** Start INFORMATION GIVEN **
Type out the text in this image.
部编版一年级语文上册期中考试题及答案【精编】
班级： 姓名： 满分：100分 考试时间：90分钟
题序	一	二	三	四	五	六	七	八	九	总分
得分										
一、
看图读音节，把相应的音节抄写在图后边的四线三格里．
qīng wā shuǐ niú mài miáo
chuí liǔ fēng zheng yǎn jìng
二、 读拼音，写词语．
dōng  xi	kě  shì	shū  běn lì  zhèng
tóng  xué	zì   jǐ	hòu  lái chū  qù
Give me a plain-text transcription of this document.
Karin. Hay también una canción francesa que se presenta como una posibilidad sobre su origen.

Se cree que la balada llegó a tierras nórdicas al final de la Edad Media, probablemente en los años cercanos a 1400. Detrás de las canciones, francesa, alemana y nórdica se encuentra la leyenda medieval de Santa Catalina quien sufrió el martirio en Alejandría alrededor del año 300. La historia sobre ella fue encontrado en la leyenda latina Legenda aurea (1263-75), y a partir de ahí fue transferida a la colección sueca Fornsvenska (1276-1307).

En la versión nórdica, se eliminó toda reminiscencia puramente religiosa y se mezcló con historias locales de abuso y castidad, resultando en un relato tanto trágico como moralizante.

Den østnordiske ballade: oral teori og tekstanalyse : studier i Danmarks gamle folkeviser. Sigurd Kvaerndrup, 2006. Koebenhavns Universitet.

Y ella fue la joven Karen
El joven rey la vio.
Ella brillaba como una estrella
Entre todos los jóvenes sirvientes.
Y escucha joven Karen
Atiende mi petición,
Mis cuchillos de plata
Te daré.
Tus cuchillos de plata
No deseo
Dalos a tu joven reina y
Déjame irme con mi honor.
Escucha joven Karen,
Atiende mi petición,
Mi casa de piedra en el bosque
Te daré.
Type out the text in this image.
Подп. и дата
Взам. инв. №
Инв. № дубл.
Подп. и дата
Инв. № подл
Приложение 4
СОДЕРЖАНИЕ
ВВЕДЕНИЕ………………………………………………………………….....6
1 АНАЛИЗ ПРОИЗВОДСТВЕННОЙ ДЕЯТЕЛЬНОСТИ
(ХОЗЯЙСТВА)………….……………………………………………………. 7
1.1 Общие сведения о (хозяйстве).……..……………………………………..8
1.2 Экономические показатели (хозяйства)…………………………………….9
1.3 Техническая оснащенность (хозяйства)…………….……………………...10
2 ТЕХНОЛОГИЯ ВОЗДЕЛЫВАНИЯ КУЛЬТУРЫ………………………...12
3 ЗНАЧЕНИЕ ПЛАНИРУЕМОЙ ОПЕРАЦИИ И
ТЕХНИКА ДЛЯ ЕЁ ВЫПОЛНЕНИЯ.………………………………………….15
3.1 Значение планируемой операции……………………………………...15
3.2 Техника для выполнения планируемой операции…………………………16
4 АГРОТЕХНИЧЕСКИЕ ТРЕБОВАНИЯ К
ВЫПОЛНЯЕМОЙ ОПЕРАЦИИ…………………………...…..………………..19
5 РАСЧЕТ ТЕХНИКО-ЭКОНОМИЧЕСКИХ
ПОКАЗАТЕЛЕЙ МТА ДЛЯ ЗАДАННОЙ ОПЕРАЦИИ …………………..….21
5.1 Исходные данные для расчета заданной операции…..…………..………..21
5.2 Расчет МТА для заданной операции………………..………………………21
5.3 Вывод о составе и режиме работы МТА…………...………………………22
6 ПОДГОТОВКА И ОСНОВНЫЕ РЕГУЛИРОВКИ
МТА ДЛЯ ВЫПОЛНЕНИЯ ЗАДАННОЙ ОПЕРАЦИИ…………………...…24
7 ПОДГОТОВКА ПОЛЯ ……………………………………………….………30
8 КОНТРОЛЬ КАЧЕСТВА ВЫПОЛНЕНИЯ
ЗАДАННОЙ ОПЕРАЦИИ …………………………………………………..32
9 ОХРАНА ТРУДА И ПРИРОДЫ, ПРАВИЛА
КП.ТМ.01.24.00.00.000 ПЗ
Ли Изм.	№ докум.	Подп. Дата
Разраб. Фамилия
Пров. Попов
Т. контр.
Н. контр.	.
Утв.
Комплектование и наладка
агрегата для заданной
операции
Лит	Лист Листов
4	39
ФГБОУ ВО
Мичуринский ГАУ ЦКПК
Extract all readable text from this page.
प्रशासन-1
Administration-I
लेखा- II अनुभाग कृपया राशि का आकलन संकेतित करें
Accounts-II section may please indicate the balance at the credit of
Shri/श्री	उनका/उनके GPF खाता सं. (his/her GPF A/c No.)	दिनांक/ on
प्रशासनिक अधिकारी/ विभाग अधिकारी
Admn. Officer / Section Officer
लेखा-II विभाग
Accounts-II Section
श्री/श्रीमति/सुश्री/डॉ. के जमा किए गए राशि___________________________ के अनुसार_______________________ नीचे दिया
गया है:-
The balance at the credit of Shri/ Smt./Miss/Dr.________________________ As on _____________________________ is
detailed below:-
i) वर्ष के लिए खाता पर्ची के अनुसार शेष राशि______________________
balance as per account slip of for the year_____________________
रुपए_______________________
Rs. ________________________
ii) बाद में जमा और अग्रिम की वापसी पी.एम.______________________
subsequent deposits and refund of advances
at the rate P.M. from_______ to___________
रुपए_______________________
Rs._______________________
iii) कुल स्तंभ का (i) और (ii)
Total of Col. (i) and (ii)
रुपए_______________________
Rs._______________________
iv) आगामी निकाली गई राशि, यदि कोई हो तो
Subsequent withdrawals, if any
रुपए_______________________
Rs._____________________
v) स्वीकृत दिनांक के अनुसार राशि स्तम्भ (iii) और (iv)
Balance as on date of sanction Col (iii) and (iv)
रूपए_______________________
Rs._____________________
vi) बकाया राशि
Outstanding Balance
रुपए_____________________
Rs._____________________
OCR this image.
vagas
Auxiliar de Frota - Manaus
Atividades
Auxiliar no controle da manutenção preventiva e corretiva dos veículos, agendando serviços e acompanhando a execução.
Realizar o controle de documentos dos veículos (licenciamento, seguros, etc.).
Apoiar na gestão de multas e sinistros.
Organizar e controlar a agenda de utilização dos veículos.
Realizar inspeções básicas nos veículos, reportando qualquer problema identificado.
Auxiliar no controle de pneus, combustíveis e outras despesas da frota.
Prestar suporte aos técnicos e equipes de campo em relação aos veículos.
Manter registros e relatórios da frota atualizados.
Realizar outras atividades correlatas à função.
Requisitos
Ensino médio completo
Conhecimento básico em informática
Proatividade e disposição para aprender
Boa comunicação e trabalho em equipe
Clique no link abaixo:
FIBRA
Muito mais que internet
** End INFORMATION GIVEN **
• _REQUIRED WORK_: Repeat the material in full, exactly as it stands.

• _EXPECTED ANSWER_:
Type out the text in this image.
部编版一年级语文上册期中考试题及答案【精编】
班级： 姓名： 满分：100分 考试时间：90分钟
题序	一	二	三	四	五	六	七	八	九	总分
得分										
一、
看图读音节，把相应的音节抄写在图后边的四线三格里．
qīng wā shuǐ niú mài miáo
chuí liǔ fēng zheng yǎn jìng
二、 读拼音，写词语．
dōng  xi	kě  shì	shū  běn lì  zhèng
tóng  xué	zì   jǐ	hòu  lái chū  qù
Give me a plain-text transcription of this document.
Karin. Hay también una canción francesa que se presenta como una posibilidad sobre su origen.

Se cree que la balada llegó a tierras nórdicas al final de la Edad Media, probablemente en los años cercanos a 1400. Detrás de las canciones, francesa, alemana y nórdica se encuentra la leyenda medieval de Santa Catalina quien sufrió el martirio en Alejandría alrededor del año 300. La historia sobre ella fue encontrado en la leyenda latina Legenda aurea (1263-75), y a partir de ahí fue transferida a la colección sueca Fornsvenska (1276-1307).

En la versión nórdica, se eliminó toda reminiscencia puramente religiosa y se mezcló con historias locales de abuso y castidad, resultando en un relato tanto trágico como moralizante.

Den østnordiske ballade: oral teori og tekstanalyse : studier i Danmarks gamle folkeviser. Sigurd Kvaerndrup, 2006. Koebenhavns Universitet.

Y ella fue la joven Karen
El joven rey la vio.
Ella brillaba como una estrella
Entre todos los jóvenes sirvientes.
Y escucha joven Karen
Atiende mi petición,
Mis cuchillos de plata
Te daré.
Tus cuchillos de plata
No deseo
Dalos a tu joven reina y
Déjame irme con mi honor.
Escucha joven Karen,
Atiende mi petición,
Mi casa de piedra en el bosque
Te daré.
Type out the text in this image.
Подп. и дата
Взам. инв. №
Инв. № дубл.
Подп. и дата
Инв. № подл
Приложение 4
СОДЕРЖАНИЕ
ВВЕДЕНИЕ………………………………………………………………….....6
1 АНАЛИЗ ПРОИЗВОДСТВЕННОЙ ДЕЯТЕЛЬНОСТИ
(ХОЗЯЙСТВА)………….……………………………………………………. 7
1.1 Общие сведения о (хозяйстве).……..……………………………………..8
1.2 Экономические показатели (хозяйства)…………………………………….9
1.3 Техническая оснащенность (хозяйства)…………….……………………...10
2 ТЕХНОЛОГИЯ ВОЗДЕЛЫВАНИЯ КУЛЬТУРЫ………………………...12
3 ЗНАЧЕНИЕ ПЛАНИРУЕМОЙ ОПЕРАЦИИ И
ТЕХНИКА ДЛЯ ЕЁ ВЫПОЛНЕНИЯ.………………………………………….15
3.1 Значение планируемой операции……………………………………...15
3.2 Техника для выполнения планируемой операции…………………………16
4 АГРОТЕХНИЧЕСКИЕ ТРЕБОВАНИЯ К
ВЫПОЛНЯЕМОЙ ОПЕРАЦИИ…………………………...…..………………..19
5 РАСЧЕТ ТЕХНИКО-ЭКОНОМИЧЕСКИХ
ПОКАЗАТЕЛЕЙ МТА ДЛЯ ЗАДАННОЙ ОПЕРАЦИИ …………………..….21
5.1 Исходные данные для расчета заданной операции…..…………..………..21
5.2 Расчет МТА для заданной операции………………..………………………21
5.3 Вывод о составе и режиме работы МТА…………...………………………22
6 ПОДГОТОВКА И ОСНОВНЫЕ РЕГУЛИРОВКИ
МТА ДЛЯ ВЫПОЛНЕНИЯ ЗАДАННОЙ ОПЕРАЦИИ…………………...…24
7 ПОДГОТОВКА ПОЛЯ ……………………………………………….………30
8 КОНТРОЛЬ КАЧЕСТВА ВЫПОЛНЕНИЯ
ЗАДАННОЙ ОПЕРАЦИИ …………………………………………………..32
9 ОХРАНА ТРУДА И ПРИРОДЫ, ПРАВИЛА
КП.ТМ.01.24.00.00.000 ПЗ
Ли Изм.	№ докум.	Подп. Дата
Разраб. Фамилия
Пров. Попов
Т. контр.
Н. контр.	.
Утв.
Комплектование и наладка
агрегата для заданной
операции
Лит	Лист Листов
4	39
ФГБОУ ВО
Мичуринский ГАУ ЦКПК
Extract all readable text from this page.
प्रशासन-1
Administration-I
लेखा- II अनुभाग कृपया राशि का आकलन संकेतित करें
Accounts-II section may please indicate the balance at the credit of
Shri/श्री	उनका/उनके GPF खाता सं. (his/her GPF A/c No.)	दिनांक/ on
प्रशासनिक अधिकारी/ विभाग अधिकारी
Admn. Officer / Section Officer
लेखा-II विभाग
Accounts-II Section
श्री/श्रीमति/सुश्री/डॉ. के जमा किए गए राशि___________________________ के अनुसार_______________________ नीचे दिया
गया है:-
The balance at the credit of Shri/ Smt./Miss/Dr.________________________ As on _____________________________ is
detailed below:-
i) वर्ष के लिए खाता पर्ची के अनुसार शेष राशि______________________
balance as per account slip of for the year_____________________
रुपए_______________________
Rs. ________________________
ii) बाद में जमा और अग्रिम की वापसी पी.एम.______________________
subsequent deposits and refund of advances
at the rate P.M. from_______ to___________
रुपए_______________________
Rs._______________________
iii) कुल स्तंभ का (i) और (ii)
Total of Col. (i) and (ii)
रुपए_______________________
Rs._______________________
iv) आगामी निकाली गई राशि, यदि कोई हो तो
Subsequent withdrawals, if any
रुपए_______________________
Rs._____________________
v) स्वीकृत दिनांक के अनुसार राशि स्तम्भ (iii) और (iv)
Balance as on date of sanction Col (iii) and (iv)
रूपए_______________________
Rs._____________________
vi) बकाया राशि
Outstanding Balance
रुपए_____________________
Rs._____________________
OCR this image.
vagas
Auxiliar de Frota - Manaus
Atividades
Auxiliar no controle da manutenção preventiva e corretiva dos veículos, agendando serviços e acompanhando a execução.
Realizar o controle de documentos dos veículos (licenciamento, seguros, etc.).
Apoiar na gestão de multas e sinistros.
Organizar e controlar a agenda de utilização dos veículos.
Realizar inspeções básicas nos veículos, reportando qualquer problema identificado.
Auxiliar no controle de pneus, combustíveis e outras despesas da frota.
Prestar suporte aos técnicos e equipes de campo em relação aos veículos.
Manter registros e relatórios da frota atualizados.
Realizar outras atividades correlatas à função.
Requisitos
Ensino médio completo
Conhecimento básico em informática
Proatividade e disposição para aprender
Boa comunicação e trabalho em equipe
Clique no link abaixo:
FIBRA
Muito mais que internet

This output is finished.